DOCUMENT EXCERPT:

As previously reported, Winikoff credited the 9/11 terrorist attacks with saving the abortion pill, after news of the attack drowned out the news of a woman’s death from the abortion pill. In 2003, Winikoff left the Population Council to found Gynuity Health Projects, which is heavily funded by original Danco investors. Under Winikoff’s direction, Gynuity is currently sponsoring abortion pill clinical trials, including experiments on African women and a TelAbortion trial willing to mail abortion drugs to girls as young as 10.

“Winikoff says mifepristone was so controversial…even its creators no longer wanted a hand in its advancement,” wrote Mascarenhas and Brone. Enter the Population Council, because it was “willing to weather the controversy.”

“In addition to a sponsor, a drug needs a distributor to gain FDA approval… Because of the controversy surrounding mifepristone, the Population Council kept this distributor a secret throughout the process,” Brone pointed out. “We now know that company was Danco Laboratories. It was created for the sole purpose of marketing and distributing mifepristone,” Brone said.

Lars Noah, an expert in drug law at the University of Florida, told the New York Times that this kind of secrecy was unprecedented. “I’ve never heard of a situation where, with the blessing of the F.D.A., you could keep the manufacturer of a drug secret,” he said.

The FDA’s approval process was kept secret

According to reports, the FDA politicized the abortion pill’s approval process by choosing not to publish the names of “experts” who reviewed the drug. According to Mascarenhas, “By the summer of 1996, the time had come for an FDA advisory committee to meet and decide whether to recommend mifepristone for marketing in the U.S.” She noted, “Advisory committees don’t make the final decision,” adding that the Population Council “knew that securing a recommendation all but guaranteed eventual FDA approval.”

[Records contained in a dataset]
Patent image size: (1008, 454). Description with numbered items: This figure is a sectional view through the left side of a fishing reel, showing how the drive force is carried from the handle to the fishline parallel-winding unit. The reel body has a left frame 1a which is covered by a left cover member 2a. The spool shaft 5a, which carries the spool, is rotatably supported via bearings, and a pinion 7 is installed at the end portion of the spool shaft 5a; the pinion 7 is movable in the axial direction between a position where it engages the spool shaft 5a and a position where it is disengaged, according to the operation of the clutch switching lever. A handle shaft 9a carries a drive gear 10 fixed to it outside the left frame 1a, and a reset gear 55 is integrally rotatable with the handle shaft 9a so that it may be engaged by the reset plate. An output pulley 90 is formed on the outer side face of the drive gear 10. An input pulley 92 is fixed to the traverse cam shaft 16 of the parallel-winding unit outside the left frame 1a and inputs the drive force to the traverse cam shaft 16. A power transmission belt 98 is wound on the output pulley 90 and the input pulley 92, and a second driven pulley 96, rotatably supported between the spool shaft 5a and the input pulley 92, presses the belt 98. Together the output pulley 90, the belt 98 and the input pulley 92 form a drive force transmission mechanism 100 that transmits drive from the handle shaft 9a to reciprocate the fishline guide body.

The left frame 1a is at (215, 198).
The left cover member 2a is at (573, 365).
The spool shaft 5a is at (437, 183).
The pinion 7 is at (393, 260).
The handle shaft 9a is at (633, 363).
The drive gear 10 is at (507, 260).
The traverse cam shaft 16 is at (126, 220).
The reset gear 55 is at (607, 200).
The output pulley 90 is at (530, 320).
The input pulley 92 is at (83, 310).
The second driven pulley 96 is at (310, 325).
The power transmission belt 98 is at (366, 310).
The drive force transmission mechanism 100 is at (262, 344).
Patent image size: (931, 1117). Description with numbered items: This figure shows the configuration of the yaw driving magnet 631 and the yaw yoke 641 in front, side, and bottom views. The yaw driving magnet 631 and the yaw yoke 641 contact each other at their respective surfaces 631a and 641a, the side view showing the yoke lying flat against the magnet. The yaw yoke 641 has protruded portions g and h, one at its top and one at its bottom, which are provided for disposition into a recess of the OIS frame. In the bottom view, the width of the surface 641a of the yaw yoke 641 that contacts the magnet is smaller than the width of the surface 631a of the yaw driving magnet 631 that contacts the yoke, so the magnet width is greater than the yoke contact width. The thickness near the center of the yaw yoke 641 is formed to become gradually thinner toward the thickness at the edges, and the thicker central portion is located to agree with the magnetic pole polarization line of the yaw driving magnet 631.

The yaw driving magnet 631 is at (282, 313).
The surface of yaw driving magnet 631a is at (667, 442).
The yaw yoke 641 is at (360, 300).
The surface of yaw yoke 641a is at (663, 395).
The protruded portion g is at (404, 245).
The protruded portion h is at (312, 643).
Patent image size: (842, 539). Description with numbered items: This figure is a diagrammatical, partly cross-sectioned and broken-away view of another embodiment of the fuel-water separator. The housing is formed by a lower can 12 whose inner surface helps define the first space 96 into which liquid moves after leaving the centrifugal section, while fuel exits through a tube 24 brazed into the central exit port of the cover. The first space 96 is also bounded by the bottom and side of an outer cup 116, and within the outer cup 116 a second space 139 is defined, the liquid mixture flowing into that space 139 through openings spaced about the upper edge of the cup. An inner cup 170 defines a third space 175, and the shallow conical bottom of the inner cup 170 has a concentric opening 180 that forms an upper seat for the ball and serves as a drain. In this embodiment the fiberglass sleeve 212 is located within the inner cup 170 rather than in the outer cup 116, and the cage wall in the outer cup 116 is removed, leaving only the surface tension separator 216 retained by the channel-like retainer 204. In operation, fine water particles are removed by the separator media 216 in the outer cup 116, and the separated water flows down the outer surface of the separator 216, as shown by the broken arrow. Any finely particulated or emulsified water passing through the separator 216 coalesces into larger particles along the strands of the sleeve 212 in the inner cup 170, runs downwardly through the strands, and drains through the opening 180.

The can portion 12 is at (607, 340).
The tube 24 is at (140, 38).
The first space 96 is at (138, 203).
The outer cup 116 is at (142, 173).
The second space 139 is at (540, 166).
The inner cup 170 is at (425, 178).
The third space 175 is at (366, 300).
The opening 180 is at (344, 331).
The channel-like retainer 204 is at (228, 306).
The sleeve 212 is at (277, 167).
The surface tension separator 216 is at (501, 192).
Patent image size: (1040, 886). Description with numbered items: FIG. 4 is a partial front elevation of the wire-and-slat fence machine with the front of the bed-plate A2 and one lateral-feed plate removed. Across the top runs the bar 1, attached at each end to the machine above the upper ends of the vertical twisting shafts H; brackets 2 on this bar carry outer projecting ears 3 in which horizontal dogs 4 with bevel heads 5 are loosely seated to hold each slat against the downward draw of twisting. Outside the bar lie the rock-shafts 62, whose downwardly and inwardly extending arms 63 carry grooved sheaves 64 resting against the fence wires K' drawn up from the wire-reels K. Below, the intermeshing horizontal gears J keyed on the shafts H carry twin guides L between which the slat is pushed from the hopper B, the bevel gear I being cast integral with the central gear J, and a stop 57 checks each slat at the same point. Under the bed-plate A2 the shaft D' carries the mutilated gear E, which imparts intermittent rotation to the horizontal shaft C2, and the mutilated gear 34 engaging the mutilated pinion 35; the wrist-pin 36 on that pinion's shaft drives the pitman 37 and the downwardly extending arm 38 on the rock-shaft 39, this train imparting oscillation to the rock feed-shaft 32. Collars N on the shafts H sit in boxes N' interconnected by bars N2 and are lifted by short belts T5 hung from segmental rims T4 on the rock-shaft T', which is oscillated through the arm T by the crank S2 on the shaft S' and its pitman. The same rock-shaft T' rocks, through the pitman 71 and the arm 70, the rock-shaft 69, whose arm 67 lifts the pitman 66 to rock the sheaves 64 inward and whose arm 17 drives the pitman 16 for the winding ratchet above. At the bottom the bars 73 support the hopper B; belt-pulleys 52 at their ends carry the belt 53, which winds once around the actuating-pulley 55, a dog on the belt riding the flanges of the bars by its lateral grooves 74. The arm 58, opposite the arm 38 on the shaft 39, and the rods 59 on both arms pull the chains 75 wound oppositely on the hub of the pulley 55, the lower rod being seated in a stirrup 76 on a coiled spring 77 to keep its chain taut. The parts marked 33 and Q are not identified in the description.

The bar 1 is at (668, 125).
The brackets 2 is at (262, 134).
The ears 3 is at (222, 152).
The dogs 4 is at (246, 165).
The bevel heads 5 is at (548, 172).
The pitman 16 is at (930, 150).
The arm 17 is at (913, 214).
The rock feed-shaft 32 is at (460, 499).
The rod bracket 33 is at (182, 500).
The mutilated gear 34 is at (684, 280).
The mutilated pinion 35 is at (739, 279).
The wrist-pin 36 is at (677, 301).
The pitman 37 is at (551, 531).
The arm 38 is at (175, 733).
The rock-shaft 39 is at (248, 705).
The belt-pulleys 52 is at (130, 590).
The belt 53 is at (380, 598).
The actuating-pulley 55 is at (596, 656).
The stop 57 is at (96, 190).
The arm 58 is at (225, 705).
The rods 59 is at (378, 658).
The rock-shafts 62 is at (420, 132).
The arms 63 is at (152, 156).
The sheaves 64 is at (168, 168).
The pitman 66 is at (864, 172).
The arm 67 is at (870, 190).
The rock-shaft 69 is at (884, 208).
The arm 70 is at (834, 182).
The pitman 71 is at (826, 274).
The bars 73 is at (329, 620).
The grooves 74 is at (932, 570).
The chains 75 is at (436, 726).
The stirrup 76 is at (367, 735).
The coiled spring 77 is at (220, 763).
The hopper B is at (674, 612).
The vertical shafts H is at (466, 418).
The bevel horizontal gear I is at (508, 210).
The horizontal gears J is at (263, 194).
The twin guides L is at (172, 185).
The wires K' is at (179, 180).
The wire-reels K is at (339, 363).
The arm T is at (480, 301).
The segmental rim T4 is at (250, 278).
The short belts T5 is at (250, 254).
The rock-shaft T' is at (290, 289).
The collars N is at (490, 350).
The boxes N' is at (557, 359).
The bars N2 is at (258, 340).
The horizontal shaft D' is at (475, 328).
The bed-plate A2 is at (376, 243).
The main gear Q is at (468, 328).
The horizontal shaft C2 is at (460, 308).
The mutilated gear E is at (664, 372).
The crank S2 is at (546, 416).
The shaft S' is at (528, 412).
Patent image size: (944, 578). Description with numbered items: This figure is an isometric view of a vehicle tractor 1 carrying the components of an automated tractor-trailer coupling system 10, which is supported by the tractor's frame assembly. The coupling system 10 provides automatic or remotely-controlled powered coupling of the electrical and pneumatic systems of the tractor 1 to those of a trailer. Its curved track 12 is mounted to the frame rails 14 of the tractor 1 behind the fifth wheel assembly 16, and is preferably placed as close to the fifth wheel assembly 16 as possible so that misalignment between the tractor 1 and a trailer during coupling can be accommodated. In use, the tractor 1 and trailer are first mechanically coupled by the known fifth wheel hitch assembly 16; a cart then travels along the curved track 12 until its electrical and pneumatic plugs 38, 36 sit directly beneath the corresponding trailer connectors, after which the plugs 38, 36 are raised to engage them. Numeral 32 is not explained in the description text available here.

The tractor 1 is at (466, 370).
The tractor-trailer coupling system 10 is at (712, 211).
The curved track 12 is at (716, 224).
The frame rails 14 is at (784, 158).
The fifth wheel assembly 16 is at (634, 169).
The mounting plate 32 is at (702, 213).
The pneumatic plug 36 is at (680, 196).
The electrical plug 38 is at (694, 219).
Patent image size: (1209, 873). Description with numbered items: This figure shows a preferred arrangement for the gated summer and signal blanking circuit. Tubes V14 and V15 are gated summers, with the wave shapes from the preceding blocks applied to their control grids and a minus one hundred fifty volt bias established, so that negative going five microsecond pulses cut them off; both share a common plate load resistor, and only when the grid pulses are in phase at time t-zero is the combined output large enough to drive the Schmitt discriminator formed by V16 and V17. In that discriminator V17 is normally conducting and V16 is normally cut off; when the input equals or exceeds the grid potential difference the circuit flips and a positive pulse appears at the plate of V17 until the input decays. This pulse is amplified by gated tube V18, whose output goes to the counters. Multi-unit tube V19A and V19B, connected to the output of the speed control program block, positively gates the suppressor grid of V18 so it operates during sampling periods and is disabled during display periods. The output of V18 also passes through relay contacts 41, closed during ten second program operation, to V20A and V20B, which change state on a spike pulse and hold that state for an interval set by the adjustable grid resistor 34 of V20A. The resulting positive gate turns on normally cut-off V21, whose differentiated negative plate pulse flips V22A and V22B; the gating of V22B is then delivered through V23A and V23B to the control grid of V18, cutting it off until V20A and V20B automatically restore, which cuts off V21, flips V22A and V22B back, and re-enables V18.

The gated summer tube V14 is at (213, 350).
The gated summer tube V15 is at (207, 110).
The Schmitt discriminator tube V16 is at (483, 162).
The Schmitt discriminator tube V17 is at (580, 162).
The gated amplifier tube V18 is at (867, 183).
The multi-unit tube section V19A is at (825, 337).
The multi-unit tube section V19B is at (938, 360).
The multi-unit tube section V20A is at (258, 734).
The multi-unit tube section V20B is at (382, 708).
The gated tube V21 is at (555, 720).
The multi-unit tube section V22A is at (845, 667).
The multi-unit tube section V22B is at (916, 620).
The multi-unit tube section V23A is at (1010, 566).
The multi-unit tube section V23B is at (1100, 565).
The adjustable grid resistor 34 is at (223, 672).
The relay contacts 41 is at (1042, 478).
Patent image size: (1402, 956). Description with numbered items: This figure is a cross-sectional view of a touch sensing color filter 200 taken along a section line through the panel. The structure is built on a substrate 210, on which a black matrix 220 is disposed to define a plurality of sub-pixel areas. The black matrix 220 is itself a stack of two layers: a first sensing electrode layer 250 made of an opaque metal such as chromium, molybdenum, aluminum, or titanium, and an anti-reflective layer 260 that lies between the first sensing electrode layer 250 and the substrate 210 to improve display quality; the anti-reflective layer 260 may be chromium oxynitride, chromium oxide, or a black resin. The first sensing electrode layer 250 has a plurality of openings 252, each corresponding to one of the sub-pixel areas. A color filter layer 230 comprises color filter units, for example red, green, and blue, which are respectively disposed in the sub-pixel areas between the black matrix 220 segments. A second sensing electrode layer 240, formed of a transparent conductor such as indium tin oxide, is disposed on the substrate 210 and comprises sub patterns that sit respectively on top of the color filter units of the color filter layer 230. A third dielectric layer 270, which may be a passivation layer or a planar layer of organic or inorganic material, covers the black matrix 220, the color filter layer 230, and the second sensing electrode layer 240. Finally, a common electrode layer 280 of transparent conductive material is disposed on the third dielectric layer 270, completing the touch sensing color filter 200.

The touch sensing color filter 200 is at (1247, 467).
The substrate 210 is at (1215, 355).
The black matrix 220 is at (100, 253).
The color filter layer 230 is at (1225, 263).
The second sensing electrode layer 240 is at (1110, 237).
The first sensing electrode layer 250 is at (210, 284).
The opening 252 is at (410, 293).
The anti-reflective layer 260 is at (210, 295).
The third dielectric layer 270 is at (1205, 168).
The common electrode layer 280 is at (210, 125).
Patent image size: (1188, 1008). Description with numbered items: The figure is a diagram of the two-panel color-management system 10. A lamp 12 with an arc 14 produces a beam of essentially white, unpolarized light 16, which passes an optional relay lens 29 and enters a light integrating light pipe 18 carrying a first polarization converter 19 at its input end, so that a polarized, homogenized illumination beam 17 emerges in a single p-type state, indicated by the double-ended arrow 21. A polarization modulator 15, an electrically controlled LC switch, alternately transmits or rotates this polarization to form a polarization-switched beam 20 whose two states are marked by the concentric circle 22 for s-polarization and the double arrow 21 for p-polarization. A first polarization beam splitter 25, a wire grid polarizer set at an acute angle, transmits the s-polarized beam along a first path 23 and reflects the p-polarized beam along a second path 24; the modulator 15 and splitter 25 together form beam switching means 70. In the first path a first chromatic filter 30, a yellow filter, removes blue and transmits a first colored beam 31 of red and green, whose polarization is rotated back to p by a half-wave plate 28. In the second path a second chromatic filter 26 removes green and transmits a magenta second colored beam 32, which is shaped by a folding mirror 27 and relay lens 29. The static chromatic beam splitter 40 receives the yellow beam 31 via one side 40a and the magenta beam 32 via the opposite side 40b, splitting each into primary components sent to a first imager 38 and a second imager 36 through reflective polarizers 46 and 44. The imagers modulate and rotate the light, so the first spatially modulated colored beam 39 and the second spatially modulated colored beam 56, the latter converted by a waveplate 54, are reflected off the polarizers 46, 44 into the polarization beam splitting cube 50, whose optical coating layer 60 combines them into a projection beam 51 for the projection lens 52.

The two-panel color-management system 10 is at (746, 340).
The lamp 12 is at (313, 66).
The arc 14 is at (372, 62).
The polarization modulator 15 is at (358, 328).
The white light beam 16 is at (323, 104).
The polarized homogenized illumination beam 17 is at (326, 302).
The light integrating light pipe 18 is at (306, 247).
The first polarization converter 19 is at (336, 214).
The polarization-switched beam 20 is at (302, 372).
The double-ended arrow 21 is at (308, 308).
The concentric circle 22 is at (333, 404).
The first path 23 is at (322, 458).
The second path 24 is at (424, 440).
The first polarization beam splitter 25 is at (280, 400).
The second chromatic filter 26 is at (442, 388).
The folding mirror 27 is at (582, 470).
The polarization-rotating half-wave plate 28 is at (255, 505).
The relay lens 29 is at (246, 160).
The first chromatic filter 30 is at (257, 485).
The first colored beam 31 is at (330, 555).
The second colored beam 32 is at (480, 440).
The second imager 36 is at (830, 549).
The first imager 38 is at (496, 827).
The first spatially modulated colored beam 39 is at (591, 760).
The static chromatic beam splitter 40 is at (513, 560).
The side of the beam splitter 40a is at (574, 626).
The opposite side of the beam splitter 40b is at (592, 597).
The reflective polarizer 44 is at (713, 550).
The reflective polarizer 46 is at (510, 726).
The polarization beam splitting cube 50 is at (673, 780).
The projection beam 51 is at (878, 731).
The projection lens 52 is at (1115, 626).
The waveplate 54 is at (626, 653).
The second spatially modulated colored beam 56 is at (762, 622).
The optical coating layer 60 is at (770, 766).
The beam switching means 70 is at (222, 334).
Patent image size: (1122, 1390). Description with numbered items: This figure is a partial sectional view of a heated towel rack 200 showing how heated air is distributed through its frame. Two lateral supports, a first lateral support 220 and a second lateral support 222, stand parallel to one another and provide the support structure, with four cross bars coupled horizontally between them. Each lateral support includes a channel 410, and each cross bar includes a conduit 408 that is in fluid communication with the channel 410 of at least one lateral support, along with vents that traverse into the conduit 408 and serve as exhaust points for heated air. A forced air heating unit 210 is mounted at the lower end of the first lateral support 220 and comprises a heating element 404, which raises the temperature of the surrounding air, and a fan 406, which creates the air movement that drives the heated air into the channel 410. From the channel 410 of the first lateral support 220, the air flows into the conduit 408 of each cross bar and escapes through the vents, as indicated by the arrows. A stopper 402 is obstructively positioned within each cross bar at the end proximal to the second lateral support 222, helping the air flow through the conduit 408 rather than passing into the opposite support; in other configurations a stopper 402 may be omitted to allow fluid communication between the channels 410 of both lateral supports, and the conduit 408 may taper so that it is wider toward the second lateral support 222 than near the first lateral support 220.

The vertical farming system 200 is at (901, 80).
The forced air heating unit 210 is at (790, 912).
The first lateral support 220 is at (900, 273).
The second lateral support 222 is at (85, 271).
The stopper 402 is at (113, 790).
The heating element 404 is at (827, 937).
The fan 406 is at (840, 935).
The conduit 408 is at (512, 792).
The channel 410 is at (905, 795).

WHAT THIS EXERCISE ASKS:
**A.** In the abortion pill excerpt, what company did the Population Council keep secret as the distributor of mifepristone?
**B.** Check each statement against the abortion pill excerpt and mark it yes or no: (i) Winikoff founded Gynuity Health Projects in 2003. (ii) Advisory committees make the final decision on FDA approval. (iii) Lars Noah is a drug law expert at Harvard.

RESPONSES TO THE TASKS:
**A.** Danco Laboratories.

**B.**
(i) Yes: "In 2003, Winikoff left the Population Council to found Gynuity Health Projects"
(ii) No: "Advisory committees don’t make the final decision"
(iii) No: "an expert in drug law at the University of Florida"